-- Begin The data --

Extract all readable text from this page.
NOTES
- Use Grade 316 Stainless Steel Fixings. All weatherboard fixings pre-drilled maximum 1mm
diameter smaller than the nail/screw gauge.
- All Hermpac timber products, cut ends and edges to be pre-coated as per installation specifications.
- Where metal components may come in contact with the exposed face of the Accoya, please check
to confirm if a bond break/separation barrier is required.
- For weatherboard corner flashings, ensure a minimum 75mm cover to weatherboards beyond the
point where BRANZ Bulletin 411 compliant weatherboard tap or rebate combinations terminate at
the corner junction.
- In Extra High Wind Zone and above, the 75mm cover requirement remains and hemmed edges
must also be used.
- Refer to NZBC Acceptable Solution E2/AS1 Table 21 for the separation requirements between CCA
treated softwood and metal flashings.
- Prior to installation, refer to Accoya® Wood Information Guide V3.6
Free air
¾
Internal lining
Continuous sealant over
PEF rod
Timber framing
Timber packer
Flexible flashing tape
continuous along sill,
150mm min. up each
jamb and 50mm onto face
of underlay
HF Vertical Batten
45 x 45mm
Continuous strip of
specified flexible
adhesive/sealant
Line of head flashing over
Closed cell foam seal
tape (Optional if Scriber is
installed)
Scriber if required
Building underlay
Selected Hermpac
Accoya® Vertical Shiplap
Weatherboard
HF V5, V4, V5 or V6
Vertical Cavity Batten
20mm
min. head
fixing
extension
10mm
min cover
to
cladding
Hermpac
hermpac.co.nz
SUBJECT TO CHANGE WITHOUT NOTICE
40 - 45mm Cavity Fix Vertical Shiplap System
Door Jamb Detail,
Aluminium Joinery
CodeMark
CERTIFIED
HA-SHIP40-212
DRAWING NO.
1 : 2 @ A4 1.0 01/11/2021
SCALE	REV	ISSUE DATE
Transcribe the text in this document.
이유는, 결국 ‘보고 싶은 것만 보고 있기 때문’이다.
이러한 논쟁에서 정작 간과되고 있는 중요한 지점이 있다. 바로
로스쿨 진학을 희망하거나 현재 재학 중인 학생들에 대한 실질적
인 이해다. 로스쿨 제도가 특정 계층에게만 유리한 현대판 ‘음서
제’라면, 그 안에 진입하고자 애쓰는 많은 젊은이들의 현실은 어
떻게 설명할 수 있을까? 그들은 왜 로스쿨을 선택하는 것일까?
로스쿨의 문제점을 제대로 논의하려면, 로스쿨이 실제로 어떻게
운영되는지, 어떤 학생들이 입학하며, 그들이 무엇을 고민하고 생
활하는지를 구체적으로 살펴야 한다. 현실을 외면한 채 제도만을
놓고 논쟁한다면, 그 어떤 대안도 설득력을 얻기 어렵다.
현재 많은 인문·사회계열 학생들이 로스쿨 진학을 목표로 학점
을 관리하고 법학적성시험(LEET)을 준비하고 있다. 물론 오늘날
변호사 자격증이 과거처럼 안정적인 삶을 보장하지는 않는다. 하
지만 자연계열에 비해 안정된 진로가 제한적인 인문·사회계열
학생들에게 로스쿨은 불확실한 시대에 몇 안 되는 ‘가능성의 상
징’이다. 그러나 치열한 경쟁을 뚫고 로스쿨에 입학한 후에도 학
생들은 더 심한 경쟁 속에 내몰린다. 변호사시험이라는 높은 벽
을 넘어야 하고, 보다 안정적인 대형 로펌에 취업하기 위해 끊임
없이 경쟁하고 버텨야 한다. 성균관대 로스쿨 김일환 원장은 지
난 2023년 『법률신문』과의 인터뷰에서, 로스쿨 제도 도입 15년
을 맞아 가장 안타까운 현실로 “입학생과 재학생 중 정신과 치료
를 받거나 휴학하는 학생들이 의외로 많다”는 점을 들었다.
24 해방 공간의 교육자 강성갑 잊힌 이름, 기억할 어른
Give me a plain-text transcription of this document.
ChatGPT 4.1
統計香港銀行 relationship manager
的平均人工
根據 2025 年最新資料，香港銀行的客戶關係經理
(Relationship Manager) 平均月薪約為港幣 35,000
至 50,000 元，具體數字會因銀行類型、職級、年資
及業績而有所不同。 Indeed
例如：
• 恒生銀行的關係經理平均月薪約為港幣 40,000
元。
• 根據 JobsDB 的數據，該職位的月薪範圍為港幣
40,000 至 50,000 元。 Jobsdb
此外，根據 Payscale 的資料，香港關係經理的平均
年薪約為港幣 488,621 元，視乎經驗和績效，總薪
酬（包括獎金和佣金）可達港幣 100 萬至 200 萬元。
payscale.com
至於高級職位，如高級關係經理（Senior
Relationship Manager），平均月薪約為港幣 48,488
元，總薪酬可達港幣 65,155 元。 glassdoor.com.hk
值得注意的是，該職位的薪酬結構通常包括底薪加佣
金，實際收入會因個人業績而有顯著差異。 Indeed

-- End The data --
-- Begin The data --

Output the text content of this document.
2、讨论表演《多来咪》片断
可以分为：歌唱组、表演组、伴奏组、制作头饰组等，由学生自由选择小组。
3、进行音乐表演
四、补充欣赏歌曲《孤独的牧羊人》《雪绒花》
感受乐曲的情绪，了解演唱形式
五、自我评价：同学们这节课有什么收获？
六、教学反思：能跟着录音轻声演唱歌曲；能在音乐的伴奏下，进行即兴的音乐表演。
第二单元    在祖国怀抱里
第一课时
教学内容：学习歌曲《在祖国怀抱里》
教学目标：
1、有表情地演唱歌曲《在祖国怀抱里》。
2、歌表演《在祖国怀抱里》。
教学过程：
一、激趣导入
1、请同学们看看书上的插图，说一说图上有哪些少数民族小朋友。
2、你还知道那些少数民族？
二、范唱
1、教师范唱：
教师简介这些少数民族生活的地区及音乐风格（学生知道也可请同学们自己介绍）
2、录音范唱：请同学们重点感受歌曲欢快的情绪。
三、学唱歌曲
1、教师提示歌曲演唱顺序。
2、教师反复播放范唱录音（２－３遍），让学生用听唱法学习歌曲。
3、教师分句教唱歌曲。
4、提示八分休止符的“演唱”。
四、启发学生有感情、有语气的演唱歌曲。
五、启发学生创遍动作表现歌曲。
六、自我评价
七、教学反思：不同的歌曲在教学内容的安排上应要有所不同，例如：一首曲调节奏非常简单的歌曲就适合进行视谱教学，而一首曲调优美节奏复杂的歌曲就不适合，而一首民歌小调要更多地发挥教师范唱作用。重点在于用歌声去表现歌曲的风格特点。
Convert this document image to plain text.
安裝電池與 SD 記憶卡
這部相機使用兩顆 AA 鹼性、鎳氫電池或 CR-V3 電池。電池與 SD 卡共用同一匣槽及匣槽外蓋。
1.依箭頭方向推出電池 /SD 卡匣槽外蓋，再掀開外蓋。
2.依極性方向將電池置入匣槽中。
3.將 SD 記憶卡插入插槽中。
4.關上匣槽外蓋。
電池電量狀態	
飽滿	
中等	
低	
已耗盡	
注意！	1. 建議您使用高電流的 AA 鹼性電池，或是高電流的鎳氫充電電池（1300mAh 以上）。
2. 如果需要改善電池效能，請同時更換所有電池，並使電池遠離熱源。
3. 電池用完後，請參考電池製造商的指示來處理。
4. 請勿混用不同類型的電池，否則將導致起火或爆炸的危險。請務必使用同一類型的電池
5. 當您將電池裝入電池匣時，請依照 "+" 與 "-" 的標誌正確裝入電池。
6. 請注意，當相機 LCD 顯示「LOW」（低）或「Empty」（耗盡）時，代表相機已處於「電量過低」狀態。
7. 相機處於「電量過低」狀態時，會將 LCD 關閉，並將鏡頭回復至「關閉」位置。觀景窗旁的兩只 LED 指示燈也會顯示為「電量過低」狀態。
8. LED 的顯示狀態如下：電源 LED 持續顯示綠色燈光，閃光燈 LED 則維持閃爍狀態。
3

-- End The data --
-- Begin The data --

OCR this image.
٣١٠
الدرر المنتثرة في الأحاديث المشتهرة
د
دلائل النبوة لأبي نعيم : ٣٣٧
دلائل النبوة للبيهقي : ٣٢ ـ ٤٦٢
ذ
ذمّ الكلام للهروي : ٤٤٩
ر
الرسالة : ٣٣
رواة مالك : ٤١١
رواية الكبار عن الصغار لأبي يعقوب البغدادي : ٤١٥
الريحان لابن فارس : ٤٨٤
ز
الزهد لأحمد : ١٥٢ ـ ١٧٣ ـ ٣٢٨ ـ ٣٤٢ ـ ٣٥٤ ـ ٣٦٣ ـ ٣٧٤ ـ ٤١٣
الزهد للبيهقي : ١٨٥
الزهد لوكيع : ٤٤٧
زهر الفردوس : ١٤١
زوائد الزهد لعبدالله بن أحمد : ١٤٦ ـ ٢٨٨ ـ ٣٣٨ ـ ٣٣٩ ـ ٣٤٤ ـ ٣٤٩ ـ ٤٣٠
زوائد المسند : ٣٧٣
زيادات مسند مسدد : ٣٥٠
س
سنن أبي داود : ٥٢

-- End The data --

Copy every line from the records above that contains the word "Indeed".

及業績而有所不同。 Indeed
金，實際收入會因個人業績而有顯著差異。 Indeed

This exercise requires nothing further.